> [Entries shown]
####

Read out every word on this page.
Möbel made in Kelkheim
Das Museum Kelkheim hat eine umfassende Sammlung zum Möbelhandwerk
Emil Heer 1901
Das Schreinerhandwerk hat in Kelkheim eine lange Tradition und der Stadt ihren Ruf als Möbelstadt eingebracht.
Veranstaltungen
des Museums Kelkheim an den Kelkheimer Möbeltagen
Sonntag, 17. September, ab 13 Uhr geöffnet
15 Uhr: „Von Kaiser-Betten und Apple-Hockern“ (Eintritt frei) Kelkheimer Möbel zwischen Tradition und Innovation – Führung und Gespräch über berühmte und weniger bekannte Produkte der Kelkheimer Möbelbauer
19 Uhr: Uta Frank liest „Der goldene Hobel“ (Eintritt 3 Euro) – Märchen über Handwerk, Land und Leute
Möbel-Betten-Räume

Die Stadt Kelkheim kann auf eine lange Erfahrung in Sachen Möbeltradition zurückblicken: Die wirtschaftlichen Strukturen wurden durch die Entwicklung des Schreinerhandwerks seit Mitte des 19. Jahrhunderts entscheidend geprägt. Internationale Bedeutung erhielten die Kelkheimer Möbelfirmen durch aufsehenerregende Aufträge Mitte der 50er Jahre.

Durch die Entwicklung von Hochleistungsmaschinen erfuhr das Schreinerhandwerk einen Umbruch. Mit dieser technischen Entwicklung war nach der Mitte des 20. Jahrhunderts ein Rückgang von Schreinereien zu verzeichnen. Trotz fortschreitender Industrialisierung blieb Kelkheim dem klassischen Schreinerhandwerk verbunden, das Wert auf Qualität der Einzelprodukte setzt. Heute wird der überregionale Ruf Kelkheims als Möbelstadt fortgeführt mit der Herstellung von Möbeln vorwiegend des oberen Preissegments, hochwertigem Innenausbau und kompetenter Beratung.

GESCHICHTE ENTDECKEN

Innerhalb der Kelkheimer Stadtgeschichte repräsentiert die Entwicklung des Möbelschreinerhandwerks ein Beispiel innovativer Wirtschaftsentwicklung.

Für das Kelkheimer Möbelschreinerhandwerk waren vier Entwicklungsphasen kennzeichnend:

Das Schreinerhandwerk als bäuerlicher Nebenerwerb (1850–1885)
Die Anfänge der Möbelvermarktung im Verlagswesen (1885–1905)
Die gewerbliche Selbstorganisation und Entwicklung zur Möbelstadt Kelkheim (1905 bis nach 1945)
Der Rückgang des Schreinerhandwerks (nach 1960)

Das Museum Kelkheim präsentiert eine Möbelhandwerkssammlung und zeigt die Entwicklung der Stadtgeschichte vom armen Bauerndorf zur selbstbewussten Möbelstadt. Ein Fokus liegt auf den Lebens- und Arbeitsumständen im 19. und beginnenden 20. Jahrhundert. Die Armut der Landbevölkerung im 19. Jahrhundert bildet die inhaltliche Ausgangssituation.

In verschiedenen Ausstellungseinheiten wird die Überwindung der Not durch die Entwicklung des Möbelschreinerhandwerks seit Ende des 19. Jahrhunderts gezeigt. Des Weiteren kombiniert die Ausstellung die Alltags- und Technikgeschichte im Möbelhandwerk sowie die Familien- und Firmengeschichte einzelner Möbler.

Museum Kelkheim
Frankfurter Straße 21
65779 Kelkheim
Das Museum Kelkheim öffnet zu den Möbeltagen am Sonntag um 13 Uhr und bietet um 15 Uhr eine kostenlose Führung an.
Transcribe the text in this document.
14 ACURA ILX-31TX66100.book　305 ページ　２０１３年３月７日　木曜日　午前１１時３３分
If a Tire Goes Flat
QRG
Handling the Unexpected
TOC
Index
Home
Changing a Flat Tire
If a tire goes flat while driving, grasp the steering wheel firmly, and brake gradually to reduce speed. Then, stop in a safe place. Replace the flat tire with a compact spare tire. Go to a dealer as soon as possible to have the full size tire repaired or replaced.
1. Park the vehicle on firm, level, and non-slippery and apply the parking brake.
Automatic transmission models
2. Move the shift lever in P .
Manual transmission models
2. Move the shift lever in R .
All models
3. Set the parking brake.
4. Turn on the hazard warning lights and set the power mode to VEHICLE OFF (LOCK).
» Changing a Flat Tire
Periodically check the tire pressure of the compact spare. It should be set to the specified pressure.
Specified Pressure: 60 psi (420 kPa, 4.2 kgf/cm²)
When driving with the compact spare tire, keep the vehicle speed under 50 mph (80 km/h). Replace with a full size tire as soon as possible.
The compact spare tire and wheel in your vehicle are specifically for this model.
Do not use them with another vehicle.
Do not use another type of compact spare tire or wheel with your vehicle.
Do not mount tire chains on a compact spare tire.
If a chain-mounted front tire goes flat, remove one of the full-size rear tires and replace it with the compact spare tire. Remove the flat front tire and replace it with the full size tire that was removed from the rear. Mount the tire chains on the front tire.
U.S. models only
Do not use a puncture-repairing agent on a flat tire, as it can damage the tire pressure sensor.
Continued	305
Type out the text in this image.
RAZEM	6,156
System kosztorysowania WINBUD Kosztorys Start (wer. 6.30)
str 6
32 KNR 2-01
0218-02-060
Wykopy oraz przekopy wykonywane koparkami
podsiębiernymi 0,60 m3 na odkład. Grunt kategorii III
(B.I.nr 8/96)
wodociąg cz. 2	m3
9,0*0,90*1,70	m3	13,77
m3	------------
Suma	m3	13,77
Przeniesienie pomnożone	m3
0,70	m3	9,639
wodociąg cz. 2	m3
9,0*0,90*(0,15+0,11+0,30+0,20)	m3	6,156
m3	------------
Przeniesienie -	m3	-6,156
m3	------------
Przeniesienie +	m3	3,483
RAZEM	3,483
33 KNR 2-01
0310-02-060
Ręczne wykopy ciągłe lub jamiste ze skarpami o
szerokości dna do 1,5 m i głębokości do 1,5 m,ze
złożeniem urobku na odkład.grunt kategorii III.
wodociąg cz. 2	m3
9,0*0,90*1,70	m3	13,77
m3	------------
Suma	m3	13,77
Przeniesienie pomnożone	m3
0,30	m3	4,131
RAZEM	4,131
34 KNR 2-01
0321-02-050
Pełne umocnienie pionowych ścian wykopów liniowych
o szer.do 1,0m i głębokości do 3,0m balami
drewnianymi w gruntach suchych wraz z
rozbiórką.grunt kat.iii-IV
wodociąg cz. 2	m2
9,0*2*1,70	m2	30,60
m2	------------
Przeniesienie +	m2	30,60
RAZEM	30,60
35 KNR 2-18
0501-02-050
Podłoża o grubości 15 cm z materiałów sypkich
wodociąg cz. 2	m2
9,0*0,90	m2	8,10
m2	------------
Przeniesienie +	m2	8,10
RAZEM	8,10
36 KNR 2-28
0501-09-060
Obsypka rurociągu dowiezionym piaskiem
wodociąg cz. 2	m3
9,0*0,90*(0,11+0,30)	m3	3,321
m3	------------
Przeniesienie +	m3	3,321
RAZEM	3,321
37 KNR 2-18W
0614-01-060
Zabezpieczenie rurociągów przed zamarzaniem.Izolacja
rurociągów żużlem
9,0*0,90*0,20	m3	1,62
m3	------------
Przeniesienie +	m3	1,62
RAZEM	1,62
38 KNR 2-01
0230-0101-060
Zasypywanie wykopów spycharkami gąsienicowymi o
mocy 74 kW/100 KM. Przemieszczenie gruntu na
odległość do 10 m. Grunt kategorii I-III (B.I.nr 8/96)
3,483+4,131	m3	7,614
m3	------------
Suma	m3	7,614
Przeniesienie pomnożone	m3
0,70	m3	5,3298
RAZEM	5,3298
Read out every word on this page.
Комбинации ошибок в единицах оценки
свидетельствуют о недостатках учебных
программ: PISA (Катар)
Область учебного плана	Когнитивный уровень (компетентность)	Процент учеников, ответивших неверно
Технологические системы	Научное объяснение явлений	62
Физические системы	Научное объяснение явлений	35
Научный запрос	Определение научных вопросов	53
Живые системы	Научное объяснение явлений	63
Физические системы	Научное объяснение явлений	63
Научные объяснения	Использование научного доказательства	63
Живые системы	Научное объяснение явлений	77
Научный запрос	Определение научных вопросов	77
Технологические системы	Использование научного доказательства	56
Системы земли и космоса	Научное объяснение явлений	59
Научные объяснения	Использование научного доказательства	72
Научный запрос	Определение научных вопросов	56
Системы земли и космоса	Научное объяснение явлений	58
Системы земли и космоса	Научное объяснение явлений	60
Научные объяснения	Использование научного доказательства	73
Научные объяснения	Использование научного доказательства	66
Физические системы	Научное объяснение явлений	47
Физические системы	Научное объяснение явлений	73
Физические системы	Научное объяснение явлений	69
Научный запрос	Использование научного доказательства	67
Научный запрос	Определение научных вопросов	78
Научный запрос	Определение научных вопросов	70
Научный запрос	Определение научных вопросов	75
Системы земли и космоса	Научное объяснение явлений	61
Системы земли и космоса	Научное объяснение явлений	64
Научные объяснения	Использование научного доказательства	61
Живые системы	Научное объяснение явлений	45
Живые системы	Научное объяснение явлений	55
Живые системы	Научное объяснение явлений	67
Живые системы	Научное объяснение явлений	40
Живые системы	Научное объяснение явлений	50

####

> [Work to complete] Copy out each line of the records that holds the string "научных".

> [Task output]
Научный запрос	Определение научных вопросов	53
Научный запрос	Определение научных вопросов	77
Научный запрос	Определение научных вопросов	56
Научный запрос	Определение научных вопросов	78
Научный запрос	Определение научных вопросов	70
Научный запрос	Определение научных вопросов	75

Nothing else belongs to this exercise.